** begin **

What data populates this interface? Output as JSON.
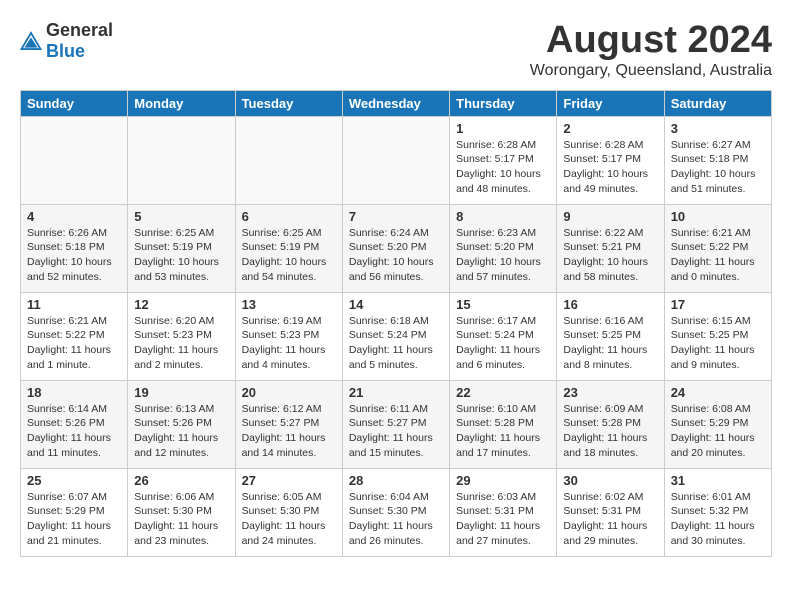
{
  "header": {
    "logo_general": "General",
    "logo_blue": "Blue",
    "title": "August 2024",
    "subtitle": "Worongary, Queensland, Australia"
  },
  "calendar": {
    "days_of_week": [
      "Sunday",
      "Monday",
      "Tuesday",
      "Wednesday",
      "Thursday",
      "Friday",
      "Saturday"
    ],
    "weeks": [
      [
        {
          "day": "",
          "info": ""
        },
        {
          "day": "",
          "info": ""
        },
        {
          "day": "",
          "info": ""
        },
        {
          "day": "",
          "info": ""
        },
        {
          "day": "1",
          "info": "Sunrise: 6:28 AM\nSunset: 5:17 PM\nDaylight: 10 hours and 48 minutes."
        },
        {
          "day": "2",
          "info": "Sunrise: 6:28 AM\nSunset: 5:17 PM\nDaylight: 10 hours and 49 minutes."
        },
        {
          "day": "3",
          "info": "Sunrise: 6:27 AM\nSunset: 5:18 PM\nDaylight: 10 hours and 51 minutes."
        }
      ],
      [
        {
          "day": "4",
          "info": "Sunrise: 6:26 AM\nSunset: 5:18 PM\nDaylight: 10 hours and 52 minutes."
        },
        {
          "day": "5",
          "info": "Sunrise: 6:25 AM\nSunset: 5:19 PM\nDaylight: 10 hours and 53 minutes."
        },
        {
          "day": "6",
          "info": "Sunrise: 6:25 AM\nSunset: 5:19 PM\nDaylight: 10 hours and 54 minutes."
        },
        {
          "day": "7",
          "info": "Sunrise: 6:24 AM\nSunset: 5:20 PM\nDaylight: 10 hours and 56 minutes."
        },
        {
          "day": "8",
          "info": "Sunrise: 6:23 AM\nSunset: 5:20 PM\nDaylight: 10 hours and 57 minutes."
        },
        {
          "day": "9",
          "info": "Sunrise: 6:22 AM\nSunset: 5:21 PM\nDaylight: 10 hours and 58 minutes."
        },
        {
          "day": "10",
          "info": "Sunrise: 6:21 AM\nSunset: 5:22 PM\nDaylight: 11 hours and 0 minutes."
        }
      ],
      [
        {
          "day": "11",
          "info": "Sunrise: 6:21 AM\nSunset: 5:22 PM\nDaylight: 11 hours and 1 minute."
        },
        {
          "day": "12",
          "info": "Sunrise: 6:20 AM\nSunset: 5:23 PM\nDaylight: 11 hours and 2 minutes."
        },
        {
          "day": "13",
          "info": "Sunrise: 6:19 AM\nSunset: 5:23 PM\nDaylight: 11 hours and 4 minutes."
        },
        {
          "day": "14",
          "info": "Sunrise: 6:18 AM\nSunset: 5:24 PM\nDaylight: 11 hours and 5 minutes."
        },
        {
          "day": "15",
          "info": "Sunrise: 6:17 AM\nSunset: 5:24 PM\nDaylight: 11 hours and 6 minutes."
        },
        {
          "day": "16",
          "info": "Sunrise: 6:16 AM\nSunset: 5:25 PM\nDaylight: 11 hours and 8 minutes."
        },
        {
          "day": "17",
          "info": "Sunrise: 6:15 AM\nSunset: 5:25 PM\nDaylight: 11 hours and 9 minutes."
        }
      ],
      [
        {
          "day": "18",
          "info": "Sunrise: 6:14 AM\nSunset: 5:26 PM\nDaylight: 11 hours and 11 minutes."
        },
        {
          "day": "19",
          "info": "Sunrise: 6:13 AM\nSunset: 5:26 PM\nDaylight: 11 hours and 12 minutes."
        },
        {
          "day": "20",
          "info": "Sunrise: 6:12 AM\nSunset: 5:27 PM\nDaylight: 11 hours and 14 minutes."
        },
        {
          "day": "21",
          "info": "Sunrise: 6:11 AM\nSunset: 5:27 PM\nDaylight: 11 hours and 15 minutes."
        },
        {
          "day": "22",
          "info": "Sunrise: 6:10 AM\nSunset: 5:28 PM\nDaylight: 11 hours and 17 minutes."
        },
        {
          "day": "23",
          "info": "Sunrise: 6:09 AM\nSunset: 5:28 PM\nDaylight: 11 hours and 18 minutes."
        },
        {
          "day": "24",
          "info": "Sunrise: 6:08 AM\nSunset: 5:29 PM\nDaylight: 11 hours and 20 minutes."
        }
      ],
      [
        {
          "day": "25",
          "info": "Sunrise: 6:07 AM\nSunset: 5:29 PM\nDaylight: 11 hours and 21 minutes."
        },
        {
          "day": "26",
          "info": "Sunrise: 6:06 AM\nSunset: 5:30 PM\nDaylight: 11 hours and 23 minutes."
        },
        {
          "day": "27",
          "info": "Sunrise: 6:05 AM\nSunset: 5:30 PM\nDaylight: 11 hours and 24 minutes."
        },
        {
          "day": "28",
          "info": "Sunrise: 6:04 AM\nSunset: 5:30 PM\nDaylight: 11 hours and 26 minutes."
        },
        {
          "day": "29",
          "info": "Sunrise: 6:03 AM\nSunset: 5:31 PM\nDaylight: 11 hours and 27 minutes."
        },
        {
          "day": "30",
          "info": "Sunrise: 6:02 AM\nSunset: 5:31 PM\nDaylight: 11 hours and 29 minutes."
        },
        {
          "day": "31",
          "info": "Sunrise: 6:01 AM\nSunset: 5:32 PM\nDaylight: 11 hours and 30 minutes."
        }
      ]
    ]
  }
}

** end **

Exclude the pictures and transcribe all of the entries exactly.

What data populates this interface? Output as JSON.
{
  "header": {
    "logo_general": "General",
    "logo_blue": "Blue",
    "title": "August 2024",
    "subtitle": "Worongary, Queensland, Australia"
  },
  "calendar": {
    "days_of_week": [
      "Sunday",
      "Monday",
      "Tuesday",
      "Wednesday",
      "Thursday",
      "Friday",
      "Saturday"
    ],
    "weeks": [
      [
        {
          "day": "",
          "info": ""
        },
        {
          "day": "",
          "info": ""
        },
        {
          "day": "",
          "info": ""
        },
        {
          "day": "",
          "info": ""
        },
        {
          "day": "1",
          "info": "Sunrise: 6:28 AM\nSunset: 5:17 PM\nDaylight: 10 hours and 48 minutes."
        },
        {
          "day": "2",
          "info": "Sunrise: 6:28 AM\nSunset: 5:17 PM\nDaylight: 10 hours and 49 minutes."
        },
        {
          "day": "3",
          "info": "Sunrise: 6:27 AM\nSunset: 5:18 PM\nDaylight: 10 hours and 51 minutes."
        }
      ],
      [
        {
          "day": "4",
          "info": "Sunrise: 6:26 AM\nSunset: 5:18 PM\nDaylight: 10 hours and 52 minutes."
        },
        {
          "day": "5",
          "info": "Sunrise: 6:25 AM\nSunset: 5:19 PM\nDaylight: 10 hours and 53 minutes."
        },
        {
          "day": "6",
          "info": "Sunrise: 6:25 AM\nSunset: 5:19 PM\nDaylight: 10 hours and 54 minutes."
        },
        {
          "day": "7",
          "info": "Sunrise: 6:24 AM\nSunset: 5:20 PM\nDaylight: 10 hours and 56 minutes."
        },
        {
          "day": "8",
          "info": "Sunrise: 6:23 AM\nSunset: 5:20 PM\nDaylight: 10 hours and 57 minutes."
        },
        {
          "day": "9",
          "info": "Sunrise: 6:22 AM\nSunset: 5:21 PM\nDaylight: 10 hours and 58 minutes."
        },
        {
          "day": "10",
          "info": "Sunrise: 6:21 AM\nSunset: 5:22 PM\nDaylight: 11 hours and 0 minutes."
        }
      ],
      [
        {
          "day": "11",
          "info": "Sunrise: 6:21 AM\nSunset: 5:22 PM\nDaylight: 11 hours and 1 minute."
        },
        {
          "day": "12",
          "info": "Sunrise: 6:20 AM\nSunset: 5:23 PM\nDaylight: 11 hours and 2 minutes."
        },
        {
          "day": "13",
          "info": "Sunrise: 6:19 AM\nSunset: 5:23 PM\nDaylight: 11 hours and 4 minutes."
        },
        {
          "day": "14",
          "info": "Sunrise: 6:18 AM\nSunset: 5:24 PM\nDaylight: 11 hours and 5 minutes."
        },
        {
          "day": "15",
          "info": "Sunrise: 6:17 AM\nSunset: 5:24 PM\nDaylight: 11 hours and 6 minutes."
        },
        {
          "day": "16",
          "info": "Sunrise: 6:16 AM\nSunset: 5:25 PM\nDaylight: 11 hours and 8 minutes."
        },
        {
          "day": "17",
          "info": "Sunrise: 6:15 AM\nSunset: 5:25 PM\nDaylight: 11 hours and 9 minutes."
        }
      ],
      [
        {
          "day": "18",
          "info": "Sunrise: 6:14 AM\nSunset: 5:26 PM\nDaylight: 11 hours and 11 minutes."
        },
        {
          "day": "19",
          "info": "Sunrise: 6:13 AM\nSunset: 5:26 PM\nDaylight: 11 hours and 12 minutes."
        },
        {
          "day": "20",
          "info": "Sunrise: 6:12 AM\nSunset: 5:27 PM\nDaylight: 11 hours and 14 minutes."
        },
        {
          "day": "21",
          "info": "Sunrise: 6:11 AM\nSunset: 5:27 PM\nDaylight: 11 hours and 15 minutes."
        },
        {
          "day": "22",
          "info": "Sunrise: 6:10 AM\nSunset: 5:28 PM\nDaylight: 11 hours and 17 minutes."
        },
        {
          "day": "23",
          "info": "Sunrise: 6:09 AM\nSunset: 5:28 PM\nDaylight: 11 hours and 18 minutes."
        },
        {
          "day": "24",
          "info": "Sunrise: 6:08 AM\nSunset: 5:29 PM\nDaylight: 11 hours and 20 minutes."
        }
      ],
      [
        {
          "day": "25",
          "info": "Sunrise: 6:07 AM\nSunset: 5:29 PM\nDaylight: 11 hours and 21 minutes."
        },
        {
          "day": "26",
          "info": "Sunrise: 6:06 AM\nSunset: 5:30 PM\nDaylight: 11 hours and 23 minutes."
        },
        {
          "day": "27",
          "info": "Sunrise: 6:05 AM\nSunset: 5:30 PM\nDaylight: 11 hours and 24 minutes."
        },
        {
          "day": "28",
          "info": "Sunrise: 6:04 AM\nSunset: 5:30 PM\nDaylight: 11 hours and 26 minutes."
        },
        {
          "day": "29",
          "info": "Sunrise: 6:03 AM\nSunset: 5:31 PM\nDaylight: 11 hours and 27 minutes."
        },
        {
          "day": "30",
          "info": "Sunrise: 6:02 AM\nSunset: 5:31 PM\nDaylight: 11 hours and 29 minutes."
        },
        {
          "day": "31",
          "info": "Sunrise: 6:01 AM\nSunset: 5:32 PM\nDaylight: 11 hours and 30 minutes."
        }
      ]
    ]
  }
}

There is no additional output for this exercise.